• GIVEN TASK
Repeat the material below exactly, with no pictures.

>> Start

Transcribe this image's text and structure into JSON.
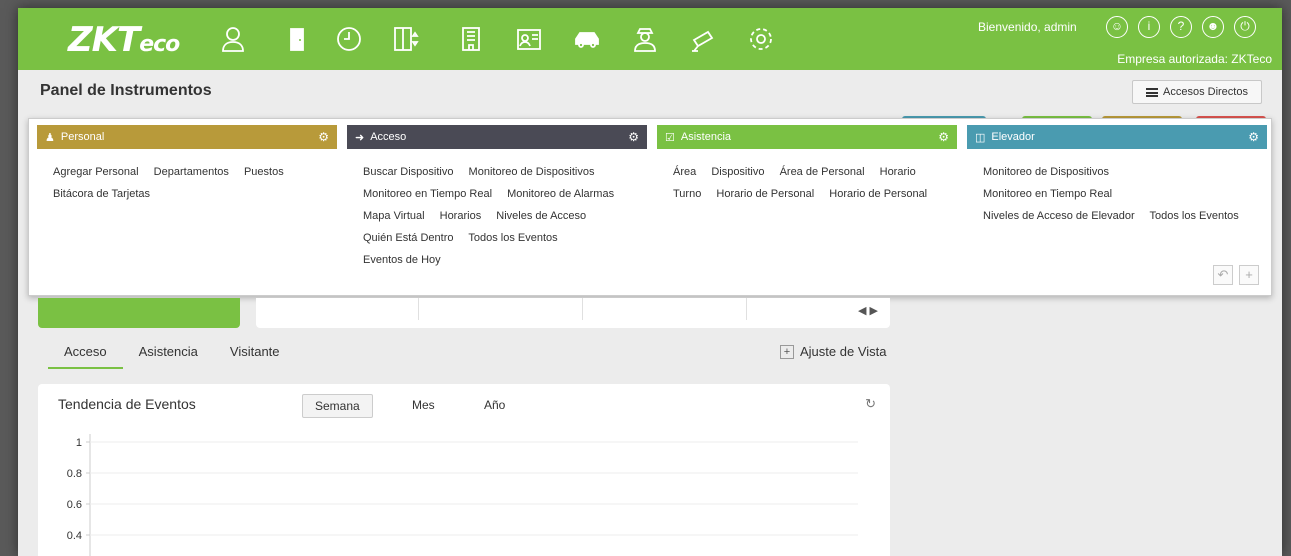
{
  "topbar": {
    "logo_main": "ZKT",
    "logo_suffix": "eco",
    "welcome": "Bienvenido, admin",
    "empresa": "Empresa autorizada: ZKTeco",
    "modules": [
      "personnel-icon",
      "door-icon",
      "clock-icon",
      "elevator-icon",
      "building-icon",
      "visitor-icon",
      "car-icon",
      "guard-icon",
      "camera-icon",
      "settings-icon"
    ],
    "right_icons": [
      "user-circle-icon",
      "info-icon",
      "help-icon",
      "account-icon",
      "power-icon"
    ]
  },
  "header": {
    "title": "Panel de Instrumentos",
    "quick_access": "Accesos Directos"
  },
  "panel": {
    "columns": [
      {
        "title": "Personal",
        "color": "#b89a3a",
        "icon": "persons-icon",
        "links": [
          "Agregar Personal",
          "Departamentos",
          "Puestos",
          "Bitácora de Tarjetas"
        ]
      },
      {
        "title": "Acceso",
        "color": "#4a4a55",
        "icon": "door-enter-icon",
        "links": [
          "Buscar Dispositivo",
          "Monitoreo de Dispositivos",
          "Monitoreo en Tiempo Real",
          "Monitoreo de Alarmas",
          "Mapa Virtual",
          "Horarios",
          "Niveles de Acceso",
          "Quién Está Dentro",
          "Todos los Eventos",
          "Eventos de Hoy"
        ]
      },
      {
        "title": "Asistencia",
        "color": "#7ac143",
        "icon": "calendar-check-icon",
        "links": [
          "Área",
          "Dispositivo",
          "Área de Personal",
          "Horario",
          "Turno",
          "Horario de Personal",
          "Horario de Personal"
        ]
      },
      {
        "title": "Elevador",
        "color": "#4a9bb0",
        "icon": "elevator-icon",
        "links": [
          "Monitoreo de Dispositivos",
          "Monitoreo en Tiempo Real",
          "Niveles de Acceso de Elevador",
          "Todos los Eventos"
        ]
      }
    ]
  },
  "tabs": [
    "Acceso",
    "Asistencia",
    "Visitante"
  ],
  "ajuste": "Ajuste de Vista",
  "chart_card": {
    "title": "Tendencia de Eventos",
    "ranges": [
      "Semana",
      "Mes",
      "Año"
    ],
    "selected_range": "Semana"
  },
  "chart_data": {
    "type": "line",
    "title": "",
    "yticks": [
      "1",
      "0.8",
      "0.6",
      "0.4"
    ],
    "ylim": [
      0,
      1
    ],
    "series": [],
    "grid": true
  }
}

>> End

• FINAL RESULT
Transcribe this image's text and structure into JSON.
{
  "topbar": {
    "logo_main": "ZKT",
    "logo_suffix": "eco",
    "welcome": "Bienvenido, admin",
    "empresa": "Empresa autorizada: ZKTeco",
    "modules": [
      "personnel-icon",
      "door-icon",
      "clock-icon",
      "elevator-icon",
      "building-icon",
      "visitor-icon",
      "car-icon",
      "guard-icon",
      "camera-icon",
      "settings-icon"
    ],
    "right_icons": [
      "user-circle-icon",
      "info-icon",
      "help-icon",
      "account-icon",
      "power-icon"
    ]
  },
  "header": {
    "title": "Panel de Instrumentos",
    "quick_access": "Accesos Directos"
  },
  "panel": {
    "columns": [
      {
        "title": "Personal",
        "color": "#b89a3a",
        "icon": "persons-icon",
        "links": [
          "Agregar Personal",
          "Departamentos",
          "Puestos",
          "Bitácora de Tarjetas"
        ]
      },
      {
        "title": "Acceso",
        "color": "#4a4a55",
        "icon": "door-enter-icon",
        "links": [
          "Buscar Dispositivo",
          "Monitoreo de Dispositivos",
          "Monitoreo en Tiempo Real",
          "Monitoreo de Alarmas",
          "Mapa Virtual",
          "Horarios",
          "Niveles de Acceso",
          "Quién Está Dentro",
          "Todos los Eventos",
          "Eventos de Hoy"
        ]
      },
      {
        "title": "Asistencia",
        "color": "#7ac143",
        "icon": "calendar-check-icon",
        "links": [
          "Área",
          "Dispositivo",
          "Área de Personal",
          "Horario",
          "Turno",
          "Horario de Personal",
          "Horario de Personal"
        ]
      },
      {
        "title": "Elevador",
        "color": "#4a9bb0",
        "icon": "elevator-icon",
        "links": [
          "Monitoreo de Dispositivos",
          "Monitoreo en Tiempo Real",
          "Niveles de Acceso de Elevador",
          "Todos los Eventos"
        ]
      }
    ]
  },
  "tabs": [
    "Acceso",
    "Asistencia",
    "Visitante"
  ],
  "ajuste": "Ajuste de Vista",
  "chart_card": {
    "title": "Tendencia de Eventos",
    "ranges": [
      "Semana",
      "Mes",
      "Año"
    ],
    "selected_range": "Semana"
  },
  "chart_data": {
    "type": "line",
    "title": "",
    "yticks": [
      "1",
      "0.8",
      "0.6",
      "0.4"
    ],
    "ylim": [
      0,
      1
    ],
    "series": [],
    "grid": true
  }
}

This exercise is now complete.